— Start Records supplied —

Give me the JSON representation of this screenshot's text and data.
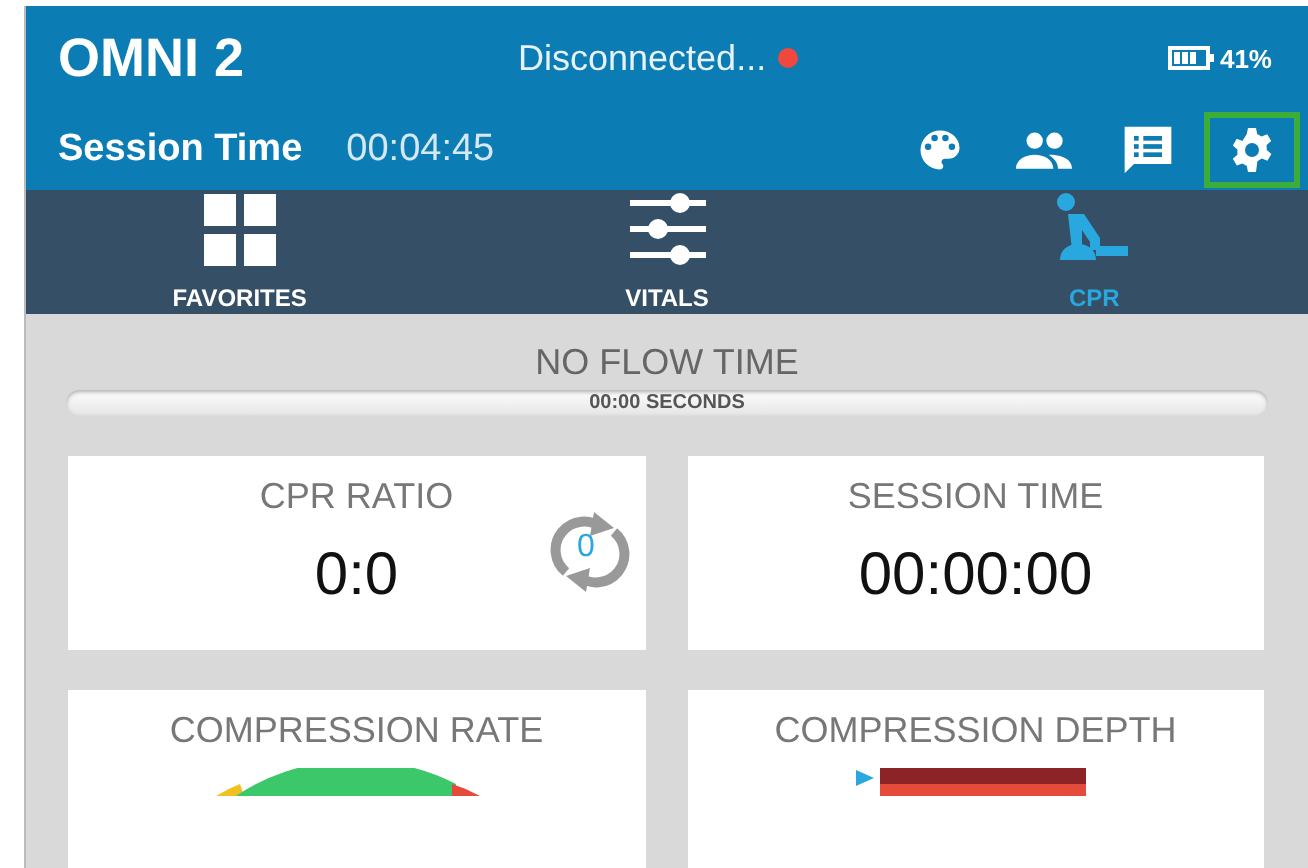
{
  "header": {
    "title": "OMNI 2",
    "connection": "Disconnected...",
    "connected": false,
    "battery": "41%",
    "session_label": "Session Time",
    "session_time": "00:04:45",
    "tools": [
      {
        "kind": "palette",
        "highlighted": false
      },
      {
        "kind": "people",
        "highlighted": false
      },
      {
        "kind": "notes",
        "highlighted": false
      },
      {
        "kind": "settings",
        "highlighted": true
      }
    ]
  },
  "tabs": [
    {
      "label": "FAVORITES",
      "kind": "grid",
      "selected": false
    },
    {
      "label": "VITALS",
      "kind": "sliders",
      "selected": false
    },
    {
      "label": "CPR",
      "kind": "cpr",
      "selected": true
    }
  ],
  "no_flow": {
    "title": "NO FLOW TIME",
    "reading": "00:00 SECONDS",
    "level": 0
  },
  "cards": [
    {
      "title": "CPR RATIO",
      "value": "0:0",
      "kind": "ratio",
      "cycle_count": "0"
    },
    {
      "title": "SESSION TIME",
      "value": "00:00:00",
      "kind": "plain"
    },
    {
      "title": "COMPRESSION RATE",
      "kind": "gauge"
    },
    {
      "title": "COMPRESSION DEPTH",
      "kind": "depth"
    }
  ]
}
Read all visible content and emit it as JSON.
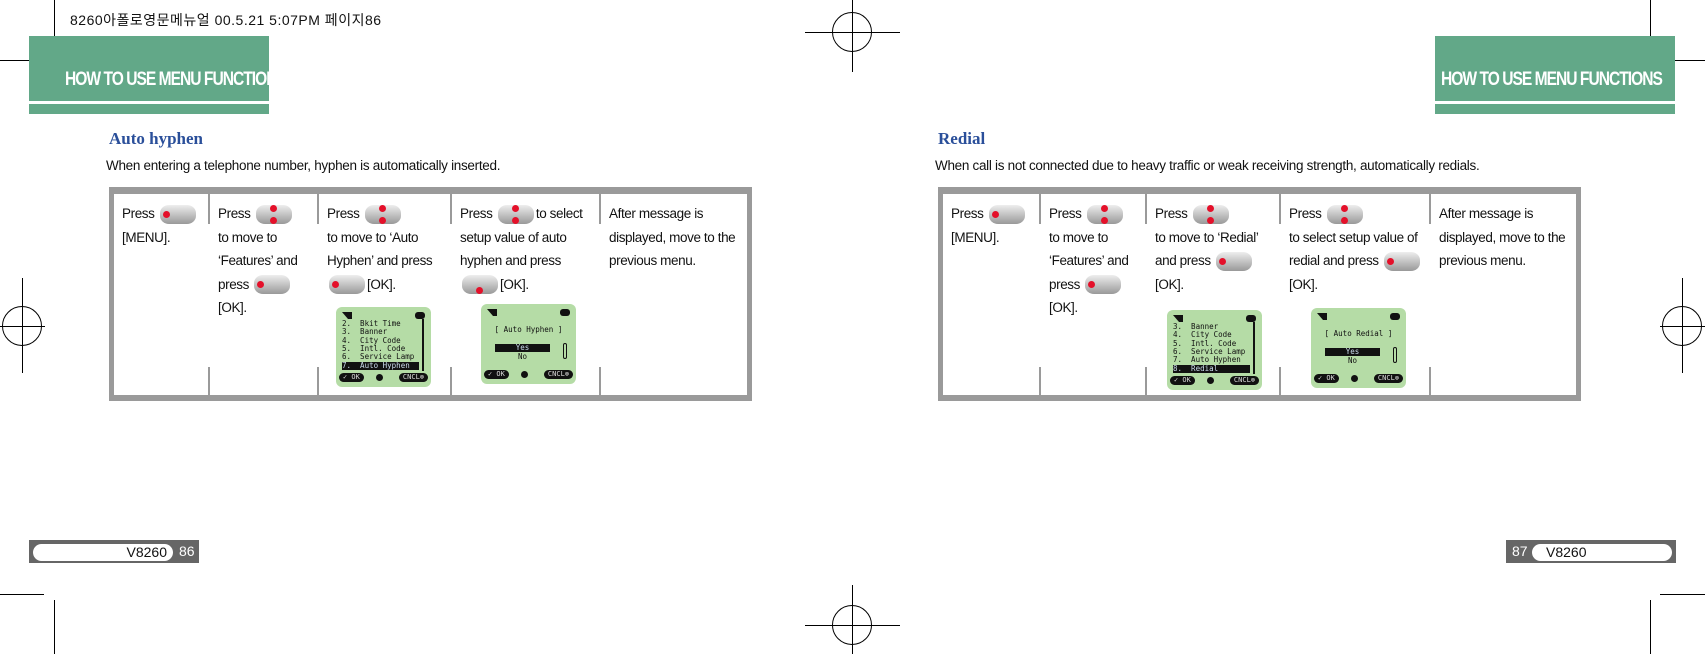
{
  "print_header": "8260아폴로영문메뉴얼   00.5.21 5:07PM 페이지86",
  "section_header": "HOW TO USE MENU FUNCTIONS",
  "left": {
    "title": "Auto hyphen",
    "description": "When entering a telephone number, hyphen is automatically inserted.",
    "steps": [
      [
        [
          {
            "t": "Press "
          },
          {
            "k": "left"
          }
        ],
        [
          {
            "t": "[MENU]."
          }
        ]
      ],
      [
        [
          {
            "t": "Press "
          },
          {
            "k": "updown"
          }
        ],
        [
          {
            "t": "to move to"
          }
        ],
        [
          {
            "t": "  ‘Features’ and"
          }
        ],
        [
          {
            "t": "press "
          },
          {
            "k": "left"
          }
        ],
        [
          {
            "t": "[OK]."
          }
        ]
      ],
      [
        [
          {
            "t": "Press "
          },
          {
            "k": "updown"
          }
        ],
        [
          {
            "t": "to move to ‘Auto"
          }
        ],
        [
          {
            "t": "Hyphen’ and press"
          }
        ],
        [
          {
            "k": "left"
          },
          {
            "t": "[OK]."
          }
        ]
      ],
      [
        [
          {
            "t": "Press "
          },
          {
            "k": "updown"
          },
          {
            "t": "to select"
          }
        ],
        [
          {
            "t": "setup value of auto"
          }
        ],
        [
          {
            "t": "hyphen and press"
          }
        ],
        [
          {
            "k": "down"
          },
          {
            "t": "[OK]."
          }
        ]
      ],
      [
        [
          {
            "t": "After message is"
          }
        ],
        [
          {
            "t": "displayed, move to the"
          }
        ],
        [
          {
            "t": "previous menu."
          }
        ]
      ]
    ],
    "screens": [
      {
        "type": "list",
        "lines": [
          "2.  Bkit Time",
          "3.  Banner",
          "4.  City Code",
          "5.  Intl. Code",
          "6.  Service Lamp",
          "7.  Auto Hyphen"
        ],
        "selected": 5,
        "ok": "OK",
        "cancel": "CNCL"
      },
      {
        "type": "dialog",
        "heading": "[ Auto Hyphen ]",
        "options": [
          "Yes",
          "No"
        ],
        "selected": 0,
        "ok": "OK",
        "cancel": "CNCL"
      }
    ],
    "model": "V8260",
    "page": "86"
  },
  "right": {
    "title": "Redial",
    "description": "When  call  is  not  connected  due  to  heavy  traffic  or  weak   receiving strength, automatically redials.",
    "steps": [
      [
        [
          {
            "t": "Press "
          },
          {
            "k": "left"
          }
        ],
        [
          {
            "t": "[MENU]."
          }
        ]
      ],
      [
        [
          {
            "t": "Press "
          },
          {
            "k": "updown"
          }
        ],
        [
          {
            "t": "to move to"
          }
        ],
        [
          {
            "t": "  ‘Features’ and"
          }
        ],
        [
          {
            "t": "press "
          },
          {
            "k": "left"
          }
        ],
        [
          {
            "t": "[OK]."
          }
        ]
      ],
      [
        [
          {
            "t": "Press "
          },
          {
            "k": "updown"
          }
        ],
        [
          {
            "t": "to move to ‘Redial’"
          }
        ],
        [
          {
            "t": "and press "
          },
          {
            "k": "left"
          }
        ],
        [
          {
            "t": "[OK]."
          }
        ]
      ],
      [
        [
          {
            "t": "Press "
          },
          {
            "k": "updown"
          }
        ],
        [
          {
            "t": "to select setup value of"
          }
        ],
        [
          {
            "t": "redial and press "
          },
          {
            "k": "left"
          }
        ],
        [
          {
            "t": "[OK]."
          }
        ]
      ],
      [
        [
          {
            "t": "After message is"
          }
        ],
        [
          {
            "t": "displayed, move to the"
          }
        ],
        [
          {
            "t": "previous menu."
          }
        ]
      ]
    ],
    "screens": [
      {
        "type": "list",
        "lines": [
          "3.  Banner",
          "4.  City Code",
          "5.  Intl. Code",
          "6.  Service Lamp",
          "7.  Auto Hyphen",
          "8.  Redial"
        ],
        "selected": 5,
        "ok": "OK",
        "cancel": "CNCL"
      },
      {
        "type": "dialog",
        "heading": "[ Auto Redial ]",
        "options": [
          "Yes",
          "No"
        ],
        "selected": 0,
        "ok": "OK",
        "cancel": "CNCL"
      }
    ],
    "model": "V8260",
    "page": "87"
  },
  "colors": {
    "header_green": "#62a888",
    "title_blue": "#2a4f9a",
    "key_red": "#e4102a",
    "screen_green": "#b5dca6"
  }
}
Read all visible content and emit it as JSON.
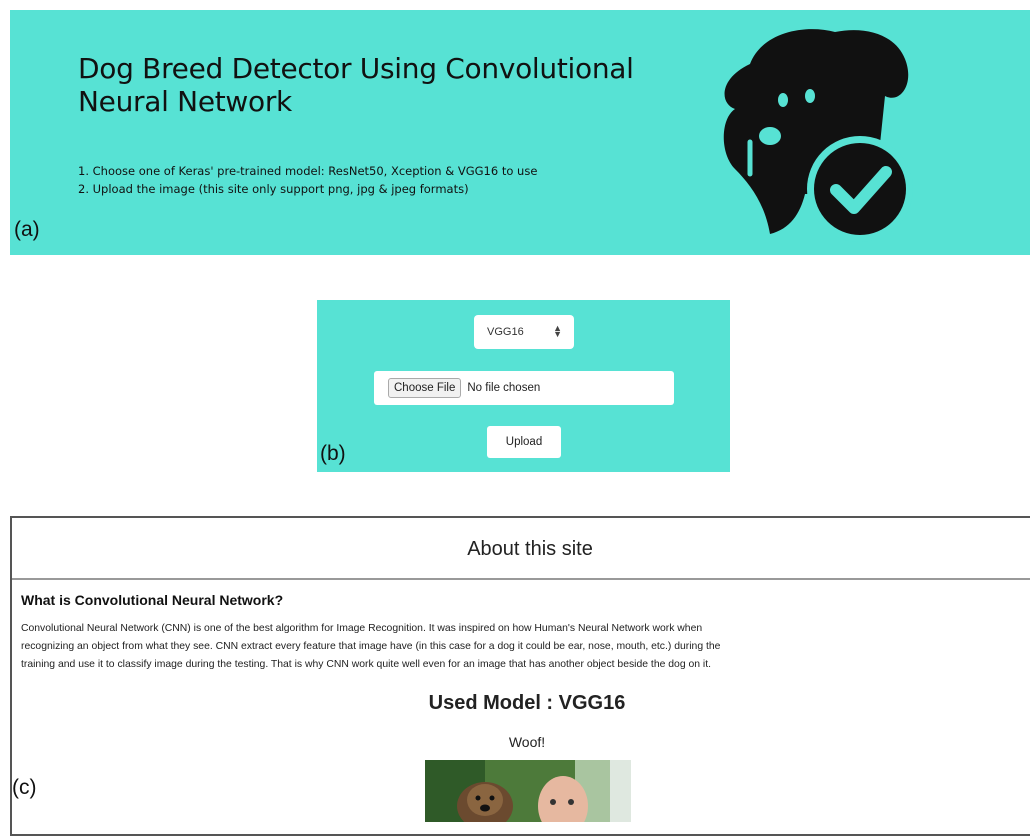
{
  "panel_a": {
    "title": "Dog Breed Detector Using Convolutional Neural Network",
    "steps": [
      "1. Choose one of Keras' pre-trained model: ResNet50, Xception & VGG16 to use",
      "2. Upload the image (this site only support png, jpg & jpeg formats)"
    ],
    "label": "(a)",
    "logo_icon": "dog-check-icon",
    "bg_color": "#57e2d4"
  },
  "panel_b": {
    "model_select_value": "VGG16",
    "choose_file_label": "Choose File",
    "no_file_text": "No file chosen",
    "upload_label": "Upload",
    "label": "(b)"
  },
  "panel_c": {
    "header": "About this site",
    "question": "What is Convolutional Neural Network?",
    "description_lines": [
      "Convolutional Neural Network (CNN) is one of the best algorithm for Image Recognition. It was inspired on how Human's Neural Network work when",
      "recognizing an object from what they see. CNN extract every feature that image have (in this case for a dog it could be ear, nose, mouth, etc.) during the",
      "training and use it to classify image during the testing. That is why CNN work quite well even for an image that has another object beside the dog on it."
    ],
    "used_model": "Used Model : VGG16",
    "result": "Woof!",
    "label": "(c)"
  }
}
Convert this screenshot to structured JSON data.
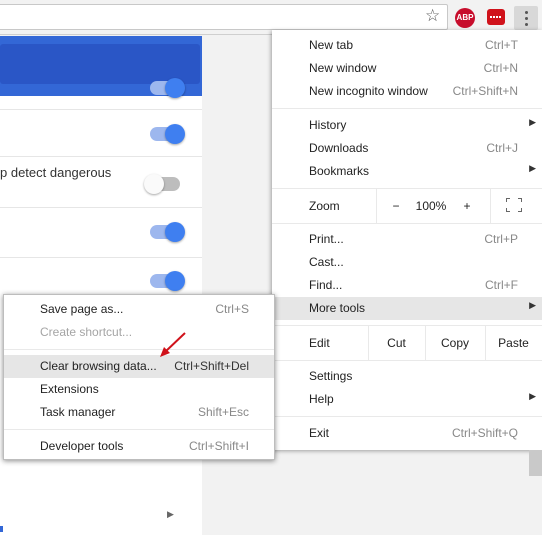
{
  "toolbar": {
    "star_icon": "bookmark-star-icon",
    "abp_label": "ABP",
    "menu_icon": "three-dots-vertical-icon"
  },
  "page": {
    "setting_text": "p detect dangerous",
    "toggles": [
      true,
      true,
      false,
      true,
      true
    ]
  },
  "menu": {
    "new_tab": {
      "label": "New tab",
      "shortcut": "Ctrl+T"
    },
    "new_window": {
      "label": "New window",
      "shortcut": "Ctrl+N"
    },
    "new_incognito": {
      "label": "New incognito window",
      "shortcut": "Ctrl+Shift+N"
    },
    "history": {
      "label": "History"
    },
    "downloads": {
      "label": "Downloads",
      "shortcut": "Ctrl+J"
    },
    "bookmarks": {
      "label": "Bookmarks"
    },
    "zoom": {
      "label": "Zoom",
      "minus": "−",
      "value": "100%",
      "plus": "+"
    },
    "print": {
      "label": "Print...",
      "shortcut": "Ctrl+P"
    },
    "cast": {
      "label": "Cast..."
    },
    "find": {
      "label": "Find...",
      "shortcut": "Ctrl+F"
    },
    "more_tools": {
      "label": "More tools"
    },
    "edit": {
      "label": "Edit",
      "cut": "Cut",
      "copy": "Copy",
      "paste": "Paste"
    },
    "settings": {
      "label": "Settings"
    },
    "help": {
      "label": "Help"
    },
    "exit": {
      "label": "Exit",
      "shortcut": "Ctrl+Shift+Q"
    }
  },
  "submenu": {
    "save_page": {
      "label": "Save page as...",
      "shortcut": "Ctrl+S"
    },
    "create_shortcut": {
      "label": "Create shortcut..."
    },
    "clear_browsing": {
      "label": "Clear browsing data...",
      "shortcut": "Ctrl+Shift+Del"
    },
    "extensions": {
      "label": "Extensions"
    },
    "task_manager": {
      "label": "Task manager",
      "shortcut": "Shift+Esc"
    },
    "developer_tools": {
      "label": "Developer tools",
      "shortcut": "Ctrl+Shift+I"
    }
  },
  "colors": {
    "header_blue": "#3367d6",
    "toggle_on": "#3f7ff0",
    "highlight": "#e6e6e6",
    "annotation_arrow": "#d0121b"
  }
}
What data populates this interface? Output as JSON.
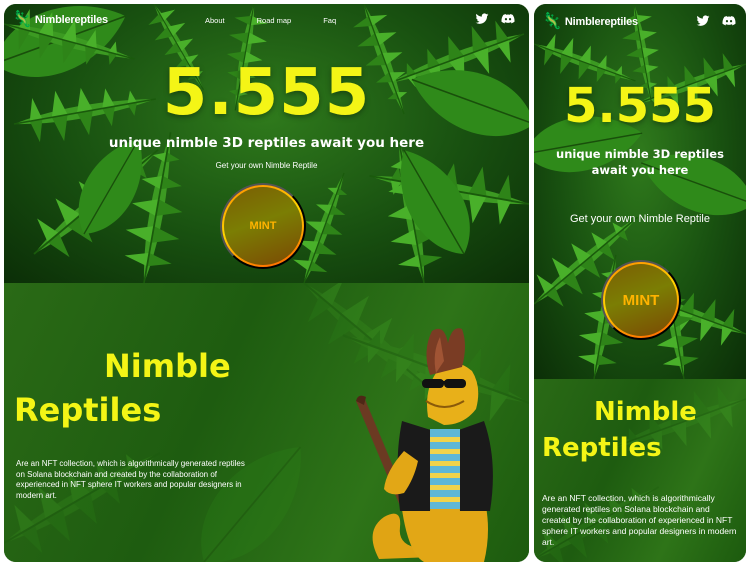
{
  "brand": {
    "logo_text": "Nimblereptiles",
    "accent": "#f4f516",
    "mint_gradient": [
      "#ff8a00",
      "#ffd400",
      "#ff5a00"
    ],
    "icons": [
      "chameleon-logo-icon",
      "twitter-icon",
      "discord-icon"
    ]
  },
  "nav": {
    "about": "About",
    "roadmap": "Road map",
    "faq": "Faq"
  },
  "hero": {
    "count": "5.555",
    "tagline": "unique nimble 3D reptiles await you here",
    "subtitle": "Get your own Nimble Reptile",
    "mint_label": "MINT"
  },
  "about": {
    "title_line1": "Nimble",
    "title_line2": "Reptiles",
    "description": "Are an NFT collection, which is algorithmically generated reptiles on Solana blockchain and created by the collaboration of experienced in NFT sphere IT workers and popular designers in modern art."
  }
}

— End Records supplied —

■ **Task directions**:
Your task is to repeat exactly the lines from the one containing "What data populates" through the end of the material, both included, and only those, without pictures.

■ **Exercise result**:
What data populates this interface? Output as JSON.
{
  "brand": {
    "logo_text": "Nimblereptiles",
    "accent": "#f4f516",
    "mint_gradient": [
      "#ff8a00",
      "#ffd400",
      "#ff5a00"
    ],
    "icons": [
      "chameleon-logo-icon",
      "twitter-icon",
      "discord-icon"
    ]
  },
  "nav": {
    "about": "About",
    "roadmap": "Road map",
    "faq": "Faq"
  },
  "hero": {
    "count": "5.555",
    "tagline": "unique nimble 3D reptiles await you here",
    "subtitle": "Get your own Nimble Reptile",
    "mint_label": "MINT"
  },
  "about": {
    "title_line1": "Nimble",
    "title_line2": "Reptiles",
    "description": "Are an NFT collection, which is algorithmically generated reptiles on Solana blockchain and created by the collaboration of experienced in NFT sphere IT workers and popular designers in modern art."
  }
}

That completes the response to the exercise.